- **Task prompt**: Repeat all the material exactly; pictures stay out of your copy.
## BEGIN
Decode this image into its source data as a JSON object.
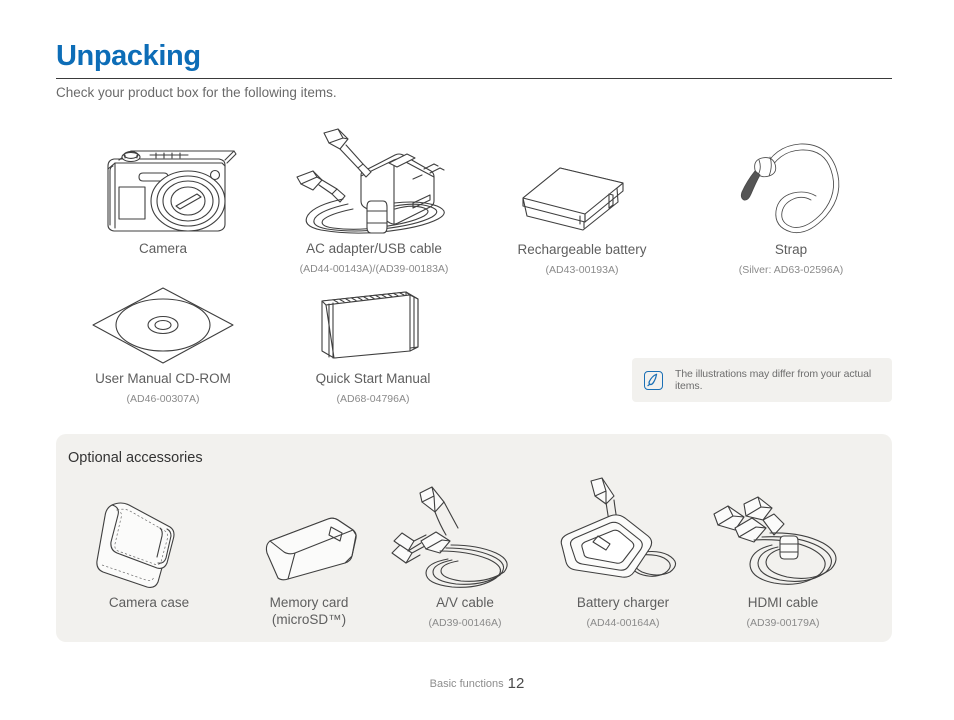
{
  "header": {
    "title": "Unpacking",
    "subtitle": "Check your product box for the following items.",
    "title_color": "#0d6db7"
  },
  "included_items": [
    {
      "name": "Camera",
      "code": "",
      "icon": "camera-icon"
    },
    {
      "name": "AC adapter/USB cable",
      "code": "(AD44-00143A)/(AD39-00183A)",
      "icon": "ac-adapter-usb-cable-icon"
    },
    {
      "name": "Rechargeable battery",
      "code": "(AD43-00193A)",
      "icon": "battery-icon"
    },
    {
      "name": "Strap",
      "code": "(Silver: AD63-02596A)",
      "icon": "strap-icon"
    },
    {
      "name": "User Manual CD-ROM",
      "code": "(AD46-00307A)",
      "icon": "cd-rom-icon"
    },
    {
      "name": "Quick Start Manual",
      "code": "(AD68-04796A)",
      "icon": "manual-booklet-icon"
    }
  ],
  "note": {
    "icon": "note-pen-icon",
    "text": "The illustrations may differ from your actual items.",
    "accent_color": "#1a6fb5",
    "background": "#f2f1ee"
  },
  "optional": {
    "title": "Optional accessories",
    "background": "#f2f1ee",
    "items": [
      {
        "name": "Camera case",
        "name2": "",
        "code": "",
        "icon": "camera-case-icon"
      },
      {
        "name": "Memory card",
        "name2": "(microSD™)",
        "code": "",
        "icon": "memory-card-icon"
      },
      {
        "name": "A/V cable",
        "name2": "",
        "code": "(AD39-00146A)",
        "icon": "av-cable-icon"
      },
      {
        "name": "Battery charger",
        "name2": "",
        "code": "(AD44-00164A)",
        "icon": "battery-charger-icon"
      },
      {
        "name": "HDMI cable",
        "name2": "",
        "code": "(AD39-00179A)",
        "icon": "hdmi-cable-icon"
      }
    ]
  },
  "footer": {
    "section": "Basic functions",
    "page": "12"
  }
}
## END
- **Answer to the task**:
Decode this image into its source data as a JSON object.
{
  "header": {
    "title": "Unpacking",
    "subtitle": "Check your product box for the following items.",
    "title_color": "#0d6db7"
  },
  "included_items": [
    {
      "name": "Camera",
      "code": "",
      "icon": "camera-icon"
    },
    {
      "name": "AC adapter/USB cable",
      "code": "(AD44-00143A)/(AD39-00183A)",
      "icon": "ac-adapter-usb-cable-icon"
    },
    {
      "name": "Rechargeable battery",
      "code": "(AD43-00193A)",
      "icon": "battery-icon"
    },
    {
      "name": "Strap",
      "code": "(Silver: AD63-02596A)",
      "icon": "strap-icon"
    },
    {
      "name": "User Manual CD-ROM",
      "code": "(AD46-00307A)",
      "icon": "cd-rom-icon"
    },
    {
      "name": "Quick Start Manual",
      "code": "(AD68-04796A)",
      "icon": "manual-booklet-icon"
    }
  ],
  "note": {
    "icon": "note-pen-icon",
    "text": "The illustrations may differ from your actual items.",
    "accent_color": "#1a6fb5",
    "background": "#f2f1ee"
  },
  "optional": {
    "title": "Optional accessories",
    "background": "#f2f1ee",
    "items": [
      {
        "name": "Camera case",
        "name2": "",
        "code": "",
        "icon": "camera-case-icon"
      },
      {
        "name": "Memory card",
        "name2": "(microSD™)",
        "code": "",
        "icon": "memory-card-icon"
      },
      {
        "name": "A/V cable",
        "name2": "",
        "code": "(AD39-00146A)",
        "icon": "av-cable-icon"
      },
      {
        "name": "Battery charger",
        "name2": "",
        "code": "(AD44-00164A)",
        "icon": "battery-charger-icon"
      },
      {
        "name": "HDMI cable",
        "name2": "",
        "code": "(AD39-00179A)",
        "icon": "hdmi-cable-icon"
      }
    ]
  },
  "footer": {
    "section": "Basic functions",
    "page": "12"
  }
}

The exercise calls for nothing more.